-- START Data provided --

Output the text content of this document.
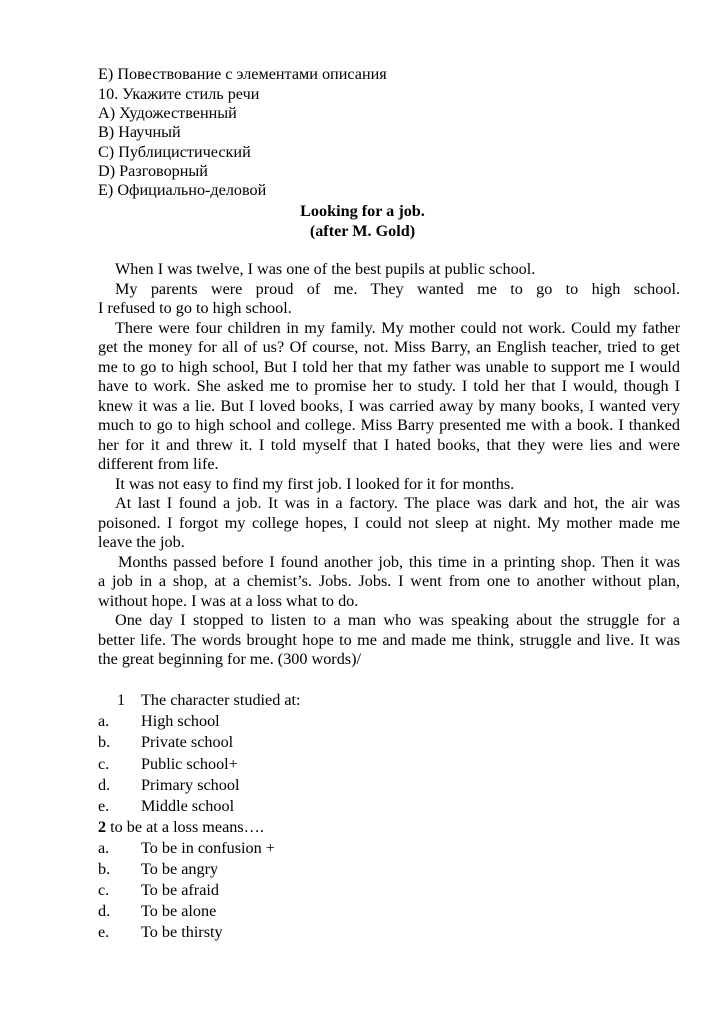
E) Повествование с элементами описания
10. Укажите стиль речи
А) Художественный
В) Научный
С) Публицистический
D) Разговорный
Е) Официально-деловой
Looking for a job.
(after M. Gold)
When I was twelve, I was one of the best pupils at public school.
My parents were proud of me. They wanted me to go to high school.
I refused to go to high school.
There were four children in my family. My mother could not work. Could my father
get the money for all of us? Of course, not. Miss Barry, an English teacher, tried to get
me to go to high school, But I told her that my father was unable to support me I would
have to work. She asked me to promise her to study. I told her that I would, though I
knew it was a lie. But I loved books, I was carried away by many books, I wanted very
much to go to high school and college. Miss Barry presented me with a book. I thanked
her for it and threw it. I told myself that I hated books, that they were lies and were
different from life.
It was not easy to find my first job. I looked for it for months.
At last I found a job. It was in a factory. The place was dark and hot, the air was
poisoned. I forgot my college hopes, I could not sleep at night. My mother made me
leave the job.
Months passed before I found another job, this time in a printing shop. Then it was
a job in a shop, at a chemist’s. Jobs. Jobs. I went from one to another without plan,
without hope. I was at a loss what to do.
One day I stopped to listen to a man who was speaking about the struggle for a
better life. The words brought hope to me and made me think, struggle and live. It was
the great beginning for me. (300 words)/
1 The character studied at:
a. High school
b. Private school
c. Public school+
d. Primary school
e. Middle school
2 to be at a loss means….
a. To be in confusion +
b. To be angry
c. To be afraid
d. To be alone
e. To be thirsty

-- END Data provided --

Task description:
Print out every entry above without changing a word, and leave out the pictures.

Full response:
Output the text content of this document.
E) Повествование с элементами описания
10. Укажите стиль речи
А) Художественный
В) Научный
С) Публицистический
D) Разговорный
Е) Официально-деловой
Looking for a job.
(after M. Gold)
When I was twelve, I was one of the best pupils at public school.
My parents were proud of me. They wanted me to go to high school.
I refused to go to high school.
There were four children in my family. My mother could not work. Could my father
get the money for all of us? Of course, not. Miss Barry, an English teacher, tried to get
me to go to high school, But I told her that my father was unable to support me I would
have to work. She asked me to promise her to study. I told her that I would, though I
knew it was a lie. But I loved books, I was carried away by many books, I wanted very
much to go to high school and college. Miss Barry presented me with a book. I thanked
her for it and threw it. I told myself that I hated books, that they were lies and were
different from life.
It was not easy to find my first job. I looked for it for months.
At last I found a job. It was in a factory. The place was dark and hot, the air was
poisoned. I forgot my college hopes, I could not sleep at night. My mother made me
leave the job.
Months passed before I found another job, this time in a printing shop. Then it was
a job in a shop, at a chemist’s. Jobs. Jobs. I went from one to another without plan,
without hope. I was at a loss what to do.
One day I stopped to listen to a man who was speaking about the struggle for a
better life. The words brought hope to me and made me think, struggle and live. It was
the great beginning for me. (300 words)/
1 The character studied at:
a. High school
b. Private school
c. Public school+
d. Primary school
e. Middle school
2 to be at a loss means….
a. To be in confusion +
b. To be angry
c. To be afraid
d. To be alone
e. To be thirsty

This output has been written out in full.